_Dataset rows_:
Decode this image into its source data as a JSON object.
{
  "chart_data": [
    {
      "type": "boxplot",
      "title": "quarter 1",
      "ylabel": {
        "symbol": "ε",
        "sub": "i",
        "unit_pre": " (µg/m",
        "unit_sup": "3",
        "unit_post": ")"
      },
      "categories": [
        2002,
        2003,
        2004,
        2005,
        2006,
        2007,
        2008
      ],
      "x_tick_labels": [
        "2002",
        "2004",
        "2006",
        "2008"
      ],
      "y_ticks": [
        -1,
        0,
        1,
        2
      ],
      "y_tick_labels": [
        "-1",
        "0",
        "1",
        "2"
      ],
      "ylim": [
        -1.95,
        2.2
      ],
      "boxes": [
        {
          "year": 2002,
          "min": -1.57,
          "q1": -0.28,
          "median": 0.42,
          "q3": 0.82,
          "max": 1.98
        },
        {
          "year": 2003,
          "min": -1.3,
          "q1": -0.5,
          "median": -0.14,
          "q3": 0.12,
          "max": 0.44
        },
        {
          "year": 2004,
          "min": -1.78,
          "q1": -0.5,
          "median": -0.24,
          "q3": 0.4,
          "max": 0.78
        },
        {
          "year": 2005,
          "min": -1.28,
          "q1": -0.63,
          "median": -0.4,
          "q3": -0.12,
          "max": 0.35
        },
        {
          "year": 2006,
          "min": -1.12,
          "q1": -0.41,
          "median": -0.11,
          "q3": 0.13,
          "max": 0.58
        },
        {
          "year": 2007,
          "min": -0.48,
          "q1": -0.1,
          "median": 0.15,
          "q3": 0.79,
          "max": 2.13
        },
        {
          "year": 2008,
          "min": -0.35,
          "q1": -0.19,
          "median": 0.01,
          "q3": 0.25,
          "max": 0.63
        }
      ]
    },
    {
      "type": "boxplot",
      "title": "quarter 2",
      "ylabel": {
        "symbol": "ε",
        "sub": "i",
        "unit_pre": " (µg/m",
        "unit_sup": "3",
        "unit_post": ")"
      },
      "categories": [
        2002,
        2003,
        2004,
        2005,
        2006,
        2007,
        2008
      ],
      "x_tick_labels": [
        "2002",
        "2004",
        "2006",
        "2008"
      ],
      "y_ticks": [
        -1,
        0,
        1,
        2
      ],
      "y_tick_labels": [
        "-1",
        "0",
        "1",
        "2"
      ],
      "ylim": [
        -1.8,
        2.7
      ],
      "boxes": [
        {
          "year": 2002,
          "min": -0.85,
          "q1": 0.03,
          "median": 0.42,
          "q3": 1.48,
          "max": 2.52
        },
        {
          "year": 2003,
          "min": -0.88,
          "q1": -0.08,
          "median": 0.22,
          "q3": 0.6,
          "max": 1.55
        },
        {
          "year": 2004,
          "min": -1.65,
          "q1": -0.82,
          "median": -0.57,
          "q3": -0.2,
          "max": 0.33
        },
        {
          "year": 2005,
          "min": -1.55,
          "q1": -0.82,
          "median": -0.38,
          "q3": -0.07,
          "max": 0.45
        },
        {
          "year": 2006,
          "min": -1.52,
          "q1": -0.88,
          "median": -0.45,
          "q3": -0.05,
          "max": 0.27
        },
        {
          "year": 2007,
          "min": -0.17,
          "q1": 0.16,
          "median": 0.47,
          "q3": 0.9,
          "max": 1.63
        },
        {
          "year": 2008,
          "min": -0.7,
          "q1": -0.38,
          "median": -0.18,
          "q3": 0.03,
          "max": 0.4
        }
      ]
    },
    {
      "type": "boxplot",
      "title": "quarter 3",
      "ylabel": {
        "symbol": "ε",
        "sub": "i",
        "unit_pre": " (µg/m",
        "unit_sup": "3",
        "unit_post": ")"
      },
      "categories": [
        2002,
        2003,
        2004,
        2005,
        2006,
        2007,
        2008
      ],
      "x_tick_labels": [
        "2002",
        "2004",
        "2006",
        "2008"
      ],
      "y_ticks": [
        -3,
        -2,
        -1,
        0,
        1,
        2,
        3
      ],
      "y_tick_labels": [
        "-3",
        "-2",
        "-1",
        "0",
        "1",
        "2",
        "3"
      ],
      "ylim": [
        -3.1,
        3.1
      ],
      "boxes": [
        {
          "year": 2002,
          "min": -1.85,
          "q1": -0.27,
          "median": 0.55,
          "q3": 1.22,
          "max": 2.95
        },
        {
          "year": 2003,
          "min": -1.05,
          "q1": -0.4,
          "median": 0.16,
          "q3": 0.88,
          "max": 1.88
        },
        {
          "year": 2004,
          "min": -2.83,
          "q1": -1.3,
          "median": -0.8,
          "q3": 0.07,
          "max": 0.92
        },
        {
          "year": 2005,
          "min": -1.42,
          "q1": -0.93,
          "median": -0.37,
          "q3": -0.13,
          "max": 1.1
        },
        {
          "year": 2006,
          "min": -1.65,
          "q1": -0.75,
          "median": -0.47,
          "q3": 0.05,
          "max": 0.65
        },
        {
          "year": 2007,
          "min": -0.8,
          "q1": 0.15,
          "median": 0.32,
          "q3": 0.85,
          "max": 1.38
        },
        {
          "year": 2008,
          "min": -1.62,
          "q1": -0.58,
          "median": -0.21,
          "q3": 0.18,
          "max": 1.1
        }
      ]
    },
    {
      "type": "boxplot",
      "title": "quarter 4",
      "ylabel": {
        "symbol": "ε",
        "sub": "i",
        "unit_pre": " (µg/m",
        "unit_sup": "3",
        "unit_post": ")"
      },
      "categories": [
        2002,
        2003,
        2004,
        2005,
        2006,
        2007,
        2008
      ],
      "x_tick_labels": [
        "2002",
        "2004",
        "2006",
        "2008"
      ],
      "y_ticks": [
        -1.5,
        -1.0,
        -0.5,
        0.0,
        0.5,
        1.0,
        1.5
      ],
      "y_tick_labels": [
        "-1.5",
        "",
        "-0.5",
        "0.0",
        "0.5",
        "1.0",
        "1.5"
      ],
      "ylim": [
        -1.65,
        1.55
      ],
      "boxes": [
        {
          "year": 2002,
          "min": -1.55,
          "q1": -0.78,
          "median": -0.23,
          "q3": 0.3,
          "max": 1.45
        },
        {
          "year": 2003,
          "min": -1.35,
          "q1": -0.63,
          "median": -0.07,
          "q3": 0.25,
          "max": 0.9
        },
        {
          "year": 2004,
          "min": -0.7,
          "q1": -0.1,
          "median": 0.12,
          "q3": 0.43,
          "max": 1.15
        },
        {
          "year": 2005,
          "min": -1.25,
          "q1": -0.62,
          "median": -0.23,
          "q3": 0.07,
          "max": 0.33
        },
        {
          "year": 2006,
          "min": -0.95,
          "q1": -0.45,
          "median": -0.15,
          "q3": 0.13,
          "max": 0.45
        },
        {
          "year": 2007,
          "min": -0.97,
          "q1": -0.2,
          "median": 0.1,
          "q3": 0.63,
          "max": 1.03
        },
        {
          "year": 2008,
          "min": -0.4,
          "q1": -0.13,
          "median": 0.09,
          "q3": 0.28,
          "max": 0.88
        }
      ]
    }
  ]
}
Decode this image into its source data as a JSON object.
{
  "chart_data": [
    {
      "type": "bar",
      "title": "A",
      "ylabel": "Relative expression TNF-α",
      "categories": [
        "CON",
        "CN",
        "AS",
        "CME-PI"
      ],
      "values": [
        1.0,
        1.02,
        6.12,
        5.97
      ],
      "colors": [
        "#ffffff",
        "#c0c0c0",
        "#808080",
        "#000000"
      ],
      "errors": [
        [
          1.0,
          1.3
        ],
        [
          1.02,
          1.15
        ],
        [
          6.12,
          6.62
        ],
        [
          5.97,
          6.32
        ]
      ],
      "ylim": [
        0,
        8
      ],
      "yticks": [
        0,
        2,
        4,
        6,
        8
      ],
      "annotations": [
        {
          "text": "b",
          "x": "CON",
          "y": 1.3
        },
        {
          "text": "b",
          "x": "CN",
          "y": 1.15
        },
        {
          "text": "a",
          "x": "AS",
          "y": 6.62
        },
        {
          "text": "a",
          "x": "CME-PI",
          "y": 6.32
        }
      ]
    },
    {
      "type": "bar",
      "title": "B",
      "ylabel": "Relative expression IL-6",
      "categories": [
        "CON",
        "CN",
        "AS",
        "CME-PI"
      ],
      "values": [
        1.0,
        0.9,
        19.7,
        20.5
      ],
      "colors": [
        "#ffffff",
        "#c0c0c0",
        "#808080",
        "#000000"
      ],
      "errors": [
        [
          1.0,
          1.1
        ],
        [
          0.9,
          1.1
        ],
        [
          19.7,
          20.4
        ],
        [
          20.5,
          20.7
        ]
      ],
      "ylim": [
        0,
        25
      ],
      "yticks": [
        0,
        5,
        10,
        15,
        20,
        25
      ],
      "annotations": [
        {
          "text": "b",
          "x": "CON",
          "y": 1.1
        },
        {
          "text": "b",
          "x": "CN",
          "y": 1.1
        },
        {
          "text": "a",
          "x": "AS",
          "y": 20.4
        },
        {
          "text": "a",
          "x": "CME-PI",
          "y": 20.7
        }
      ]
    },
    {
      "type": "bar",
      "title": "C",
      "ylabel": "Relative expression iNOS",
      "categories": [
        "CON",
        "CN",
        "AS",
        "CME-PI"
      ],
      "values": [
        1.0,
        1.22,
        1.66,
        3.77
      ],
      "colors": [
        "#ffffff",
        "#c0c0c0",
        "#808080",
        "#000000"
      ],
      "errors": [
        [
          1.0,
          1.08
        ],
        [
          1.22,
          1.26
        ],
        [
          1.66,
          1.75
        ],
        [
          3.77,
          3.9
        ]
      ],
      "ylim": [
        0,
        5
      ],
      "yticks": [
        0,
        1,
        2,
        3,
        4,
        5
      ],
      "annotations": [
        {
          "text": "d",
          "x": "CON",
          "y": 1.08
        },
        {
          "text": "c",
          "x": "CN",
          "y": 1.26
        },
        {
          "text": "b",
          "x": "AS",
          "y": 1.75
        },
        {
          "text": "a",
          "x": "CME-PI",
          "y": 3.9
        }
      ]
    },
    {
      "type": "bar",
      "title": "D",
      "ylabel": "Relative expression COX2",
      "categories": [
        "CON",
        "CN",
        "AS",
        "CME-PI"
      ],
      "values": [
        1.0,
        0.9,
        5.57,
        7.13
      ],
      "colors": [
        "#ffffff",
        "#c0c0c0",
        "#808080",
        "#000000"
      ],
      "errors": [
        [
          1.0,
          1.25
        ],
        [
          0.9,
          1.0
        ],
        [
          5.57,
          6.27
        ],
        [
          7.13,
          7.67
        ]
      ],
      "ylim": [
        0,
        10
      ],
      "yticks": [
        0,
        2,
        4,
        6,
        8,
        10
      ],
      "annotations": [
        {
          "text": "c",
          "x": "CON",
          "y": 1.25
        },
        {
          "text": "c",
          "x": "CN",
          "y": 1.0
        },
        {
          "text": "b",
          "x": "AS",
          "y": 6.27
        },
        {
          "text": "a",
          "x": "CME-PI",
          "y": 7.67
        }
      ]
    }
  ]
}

_Exercise_: Identify each line in the records above that contains the word "expression", and copy it out in full.

_Written reply_:
      "ylabel": "Relative expression TNF-α",
      "ylabel": "Relative expression IL-6",
      "ylabel": "Relative expression iNOS",
      "ylabel": "Relative expression COX2",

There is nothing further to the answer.